▶ [Job]
Make an exact copy of the records, dropping all pictures.

▶ [Given records]
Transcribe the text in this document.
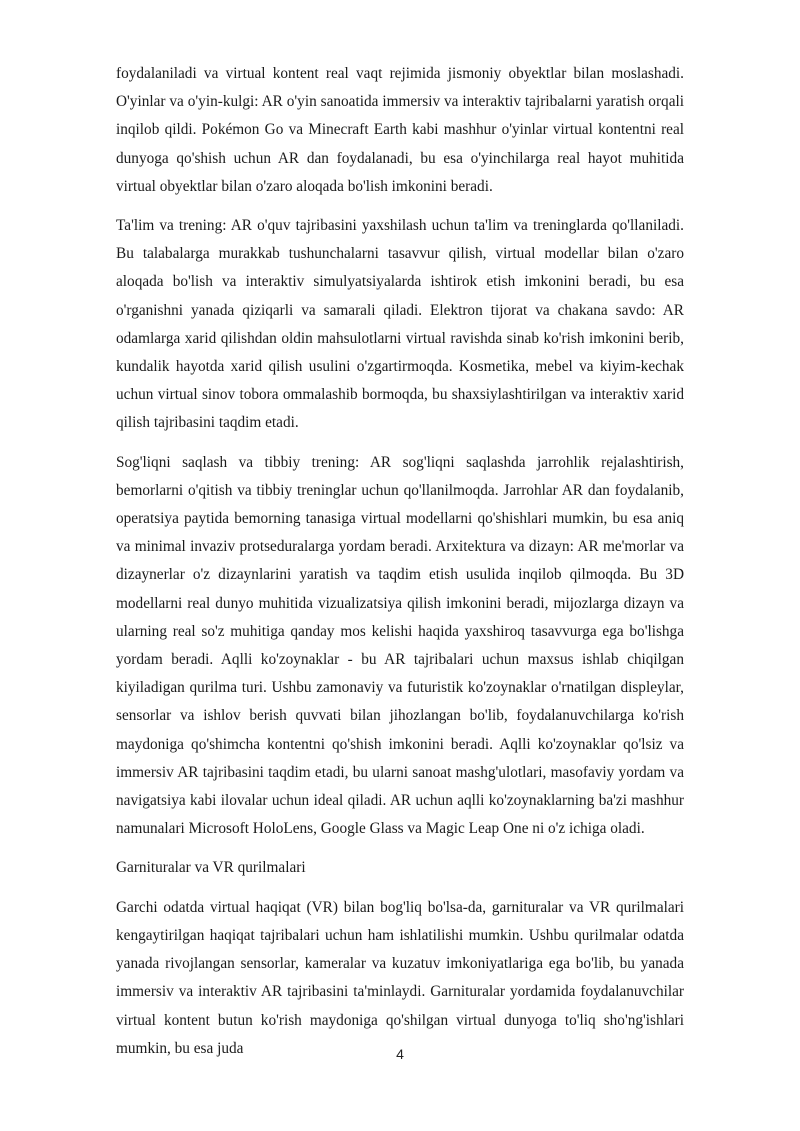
foydalaniladi va virtual kontent real vaqt rejimida jismoniy obyektlar bilan moslashadi. O'yinlar va o'yin-kulgi: AR o'yin sanoatida immersiv va interaktiv tajribalarni yaratish orqali inqilob qildi. Pokémon Go va Minecraft Earth kabi mashhur o'yinlar virtual kontentni real dunyoga qo'shish uchun AR dan foydalanadi, bu esa o'yinchilarga real hayot muhitida virtual obyektlar bilan o'zaro aloqada bo'lish imkonini beradi.

Ta'lim va trening: AR o'quv tajribasini yaxshilash uchun ta'lim va treninglarda qo'llaniladi. Bu talabalarga murakkab tushunchalarni tasavvur qilish, virtual modellar bilan o'zaro aloqada bo'lish va interaktiv simulyatsiyalarda ishtirok etish imkonini beradi, bu esa o'rganishni yanada qiziqarli va samarali qiladi. Elektron tijorat va chakana savdo: AR odamlarga xarid qilishdan oldin mahsulotlarni virtual ravishda sinab ko'rish imkonini berib, kundalik hayotda xarid qilish usulini o'zgartirmoqda. Kosmetika, mebel va kiyim-kechak uchun virtual sinov tobora ommalashib bormoqda, bu shaxsiylashtirilgan va interaktiv xarid qilish tajribasini taqdim etadi.

Sog'liqni saqlash va tibbiy trening: AR sog'liqni saqlashda jarrohlik rejalashtirish, bemorlarni o'qitish va tibbiy treninglar uchun qo'llanilmoqda. Jarrohlar AR dan foydalanib, operatsiya paytida bemorning tanasiga virtual modellarni qo'shishlari mumkin, bu esa aniq va minimal invaziv protseduralarga yordam beradi. Arxitektura va dizayn: AR me'morlar va dizaynerlar o'z dizaynlarini yaratish va taqdim etish usulida inqilob qilmoqda. Bu 3D modellarni real dunyo muhitida vizualizatsiya qilish imkonini beradi, mijozlarga dizayn va ularning real so'z muhitiga qanday mos kelishi haqida yaxshiroq tasavvurga ega bo'lishga yordam beradi. Aqlli ko'zoynaklar - bu AR tajribalari uchun maxsus ishlab chiqilgan kiyiladigan qurilma turi. Ushbu zamonaviy va futuristik ko'zoynaklar o'rnatilgan displeylar, sensorlar va ishlov berish quvvati bilan jihozlangan bo'lib, foydalanuvchilarga ko'rish maydoniga qo'shimcha kontentni qo'shish imkonini beradi. Aqlli ko'zoynaklar qo'lsiz va immersiv AR tajribasini taqdim etadi, bu ularni sanoat mashg'ulotlari, masofaviy yordam va navigatsiya kabi ilovalar uchun ideal qiladi. AR uchun aqlli ko'zoynaklarning ba'zi mashhur namunalari Microsoft HoloLens, Google Glass va Magic Leap One ni o'z ichiga oladi.

Garnituralar va VR qurilmalari

Garchi odatda virtual haqiqat (VR) bilan bog'liq bo'lsa-da, garnituralar va VR qurilmalari kengaytirilgan haqiqat tajribalari uchun ham ishlatilishi mumkin. Ushbu qurilmalar odatda yanada rivojlangan sensorlar, kameralar va kuzatuv imkoniyatlariga ega bo'lib, bu yanada immersiv va interaktiv AR tajribasini ta'minlaydi. Garnituralar yordamida foydalanuvchilar virtual kontent butun ko'rish maydoniga qo'shilgan virtual dunyoga to'liq sho'ng'ishlari mumkin, bu esa juda	4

▶ [Response to this task]
Transcribe the text in this document.
foydalaniladi va virtual kontent real vaqt rejimida jismoniy obyektlar bilan moslashadi. O'yinlar va o'yin-kulgi: AR o'yin sanoatida immersiv va interaktiv tajribalarni yaratish orqali inqilob qildi. Pokémon Go va Minecraft Earth kabi mashhur o'yinlar virtual kontentni real dunyoga qo'shish uchun AR dan foydalanadi, bu esa o'yinchilarga real hayot muhitida virtual obyektlar bilan o'zaro aloqada bo'lish imkonini beradi.

Ta'lim va trening: AR o'quv tajribasini yaxshilash uchun ta'lim va treninglarda qo'llaniladi. Bu talabalarga murakkab tushunchalarni tasavvur qilish, virtual modellar bilan o'zaro aloqada bo'lish va interaktiv simulyatsiyalarda ishtirok etish imkonini beradi, bu esa o'rganishni yanada qiziqarli va samarali qiladi. Elektron tijorat va chakana savdo: AR odamlarga xarid qilishdan oldin mahsulotlarni virtual ravishda sinab ko'rish imkonini berib, kundalik hayotda xarid qilish usulini o'zgartirmoqda. Kosmetika, mebel va kiyim-kechak uchun virtual sinov tobora ommalashib bormoqda, bu shaxsiylashtirilgan va interaktiv xarid qilish tajribasini taqdim etadi.

Sog'liqni saqlash va tibbiy trening: AR sog'liqni saqlashda jarrohlik rejalashtirish, bemorlarni o'qitish va tibbiy treninglar uchun qo'llanilmoqda. Jarrohlar AR dan foydalanib, operatsiya paytida bemorning tanasiga virtual modellarni qo'shishlari mumkin, bu esa aniq va minimal invaziv protseduralarga yordam beradi. Arxitektura va dizayn: AR me'morlar va dizaynerlar o'z dizaynlarini yaratish va taqdim etish usulida inqilob qilmoqda. Bu 3D modellarni real dunyo muhitida vizualizatsiya qilish imkonini beradi, mijozlarga dizayn va ularning real so'z muhitiga qanday mos kelishi haqida yaxshiroq tasavvurga ega bo'lishga yordam beradi. Aqlli ko'zoynaklar - bu AR tajribalari uchun maxsus ishlab chiqilgan kiyiladigan qurilma turi. Ushbu zamonaviy va futuristik ko'zoynaklar o'rnatilgan displeylar, sensorlar va ishlov berish quvvati bilan jihozlangan bo'lib, foydalanuvchilarga ko'rish maydoniga qo'shimcha kontentni qo'shish imkonini beradi. Aqlli ko'zoynaklar qo'lsiz va immersiv AR tajribasini taqdim etadi, bu ularni sanoat mashg'ulotlari, masofaviy yordam va navigatsiya kabi ilovalar uchun ideal qiladi. AR uchun aqlli ko'zoynaklarning ba'zi mashhur namunalari Microsoft HoloLens, Google Glass va Magic Leap One ni o'z ichiga oladi.

Garnituralar va VR qurilmalari

Garchi odatda virtual haqiqat (VR) bilan bog'liq bo'lsa-da, garnituralar va VR qurilmalari kengaytirilgan haqiqat tajribalari uchun ham ishlatilishi mumkin. Ushbu qurilmalar odatda yanada rivojlangan sensorlar, kameralar va kuzatuv imkoniyatlariga ega bo'lib, bu yanada immersiv va interaktiv AR tajribasini ta'minlaydi. Garnituralar yordamida foydalanuvchilar virtual kontent butun ko'rish maydoniga qo'shilgan virtual dunyoga to'liq sho'ng'ishlari mumkin, bu esa juda	4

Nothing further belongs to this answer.